Raw records:
—————

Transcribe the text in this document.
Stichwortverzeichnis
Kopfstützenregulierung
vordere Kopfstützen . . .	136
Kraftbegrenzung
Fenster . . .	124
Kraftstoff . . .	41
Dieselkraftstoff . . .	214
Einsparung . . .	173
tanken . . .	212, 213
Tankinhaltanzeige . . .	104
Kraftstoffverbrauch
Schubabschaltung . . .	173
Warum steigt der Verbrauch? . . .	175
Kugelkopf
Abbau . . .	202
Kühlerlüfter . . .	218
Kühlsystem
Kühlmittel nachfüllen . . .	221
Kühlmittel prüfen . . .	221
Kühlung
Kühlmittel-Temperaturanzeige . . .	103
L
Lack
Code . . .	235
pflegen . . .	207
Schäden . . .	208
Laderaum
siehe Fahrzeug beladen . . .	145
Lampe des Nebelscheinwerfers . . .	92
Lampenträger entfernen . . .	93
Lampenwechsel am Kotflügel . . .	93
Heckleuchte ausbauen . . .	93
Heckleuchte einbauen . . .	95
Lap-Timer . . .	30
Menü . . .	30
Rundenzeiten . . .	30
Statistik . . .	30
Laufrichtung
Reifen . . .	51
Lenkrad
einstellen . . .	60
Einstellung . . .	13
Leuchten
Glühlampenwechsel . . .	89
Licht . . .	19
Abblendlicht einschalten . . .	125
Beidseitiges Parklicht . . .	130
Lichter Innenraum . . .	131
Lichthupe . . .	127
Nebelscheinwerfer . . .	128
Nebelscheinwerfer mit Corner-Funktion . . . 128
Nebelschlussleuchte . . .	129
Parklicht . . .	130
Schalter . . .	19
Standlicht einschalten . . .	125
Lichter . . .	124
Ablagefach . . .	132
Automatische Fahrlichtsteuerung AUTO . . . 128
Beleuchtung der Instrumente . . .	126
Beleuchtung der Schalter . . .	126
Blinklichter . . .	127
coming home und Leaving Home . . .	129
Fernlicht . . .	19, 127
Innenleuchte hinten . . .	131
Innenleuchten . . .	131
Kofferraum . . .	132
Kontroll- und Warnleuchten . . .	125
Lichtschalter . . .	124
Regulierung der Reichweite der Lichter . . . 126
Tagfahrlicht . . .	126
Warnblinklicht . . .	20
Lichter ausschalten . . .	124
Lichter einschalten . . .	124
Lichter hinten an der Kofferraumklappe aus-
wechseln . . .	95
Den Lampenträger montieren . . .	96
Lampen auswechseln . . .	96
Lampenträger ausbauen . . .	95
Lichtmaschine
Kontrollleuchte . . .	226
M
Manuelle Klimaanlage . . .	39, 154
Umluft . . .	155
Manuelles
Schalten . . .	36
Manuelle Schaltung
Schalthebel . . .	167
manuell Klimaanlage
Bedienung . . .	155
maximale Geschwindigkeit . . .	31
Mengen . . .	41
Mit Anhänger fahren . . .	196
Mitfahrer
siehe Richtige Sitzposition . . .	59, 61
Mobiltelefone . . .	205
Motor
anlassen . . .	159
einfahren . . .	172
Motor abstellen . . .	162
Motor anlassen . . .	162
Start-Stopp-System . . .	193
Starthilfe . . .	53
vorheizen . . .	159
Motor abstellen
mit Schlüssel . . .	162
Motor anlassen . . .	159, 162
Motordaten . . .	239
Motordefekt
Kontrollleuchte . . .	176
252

—————

Brief:
Read through the data and copy every line where "einschalten" shows up.

Task solution:
Abblendlicht einschalten . . .	125
Standlicht einschalten . . .	125
Lichter einschalten . . .	124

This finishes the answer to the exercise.